Gather, from the listing beneath this task, every line holding the string "Pragmatic".

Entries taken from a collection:
▬▬▬▬▬▬

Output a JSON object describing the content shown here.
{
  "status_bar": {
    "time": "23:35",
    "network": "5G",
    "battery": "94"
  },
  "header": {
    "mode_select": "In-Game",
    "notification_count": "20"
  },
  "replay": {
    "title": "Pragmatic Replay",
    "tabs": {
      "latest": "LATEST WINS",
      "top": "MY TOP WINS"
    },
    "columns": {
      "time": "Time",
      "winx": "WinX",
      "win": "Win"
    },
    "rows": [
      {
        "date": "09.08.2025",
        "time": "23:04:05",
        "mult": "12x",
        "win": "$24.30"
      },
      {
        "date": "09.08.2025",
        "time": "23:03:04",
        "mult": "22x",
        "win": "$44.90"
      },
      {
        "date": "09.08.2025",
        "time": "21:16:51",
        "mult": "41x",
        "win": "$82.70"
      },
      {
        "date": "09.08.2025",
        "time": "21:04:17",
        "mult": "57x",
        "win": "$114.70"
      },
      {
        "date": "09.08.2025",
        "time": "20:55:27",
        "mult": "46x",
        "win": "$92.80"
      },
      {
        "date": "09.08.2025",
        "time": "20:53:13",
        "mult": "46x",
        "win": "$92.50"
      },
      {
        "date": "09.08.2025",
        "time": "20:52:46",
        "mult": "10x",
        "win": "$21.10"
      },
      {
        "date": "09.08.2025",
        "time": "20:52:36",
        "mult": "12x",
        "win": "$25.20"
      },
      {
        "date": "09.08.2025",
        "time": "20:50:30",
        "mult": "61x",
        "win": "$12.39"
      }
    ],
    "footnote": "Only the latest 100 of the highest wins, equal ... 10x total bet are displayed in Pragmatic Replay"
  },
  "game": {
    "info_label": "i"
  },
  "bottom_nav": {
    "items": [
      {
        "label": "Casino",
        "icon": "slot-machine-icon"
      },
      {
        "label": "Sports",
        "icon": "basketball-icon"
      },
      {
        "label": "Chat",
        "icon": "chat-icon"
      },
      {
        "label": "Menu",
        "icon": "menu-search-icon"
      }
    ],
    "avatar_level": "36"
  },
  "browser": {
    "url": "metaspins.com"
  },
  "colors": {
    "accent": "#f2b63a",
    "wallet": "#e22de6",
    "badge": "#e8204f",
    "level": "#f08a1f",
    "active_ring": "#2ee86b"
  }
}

▬▬▬▬▬▬

◆ Reply
    "title": "Pragmatic Replay",
    "footnote": "Only the latest 100 of the highest wins, equal ... 10x total bet are displayed in Pragmatic Replay"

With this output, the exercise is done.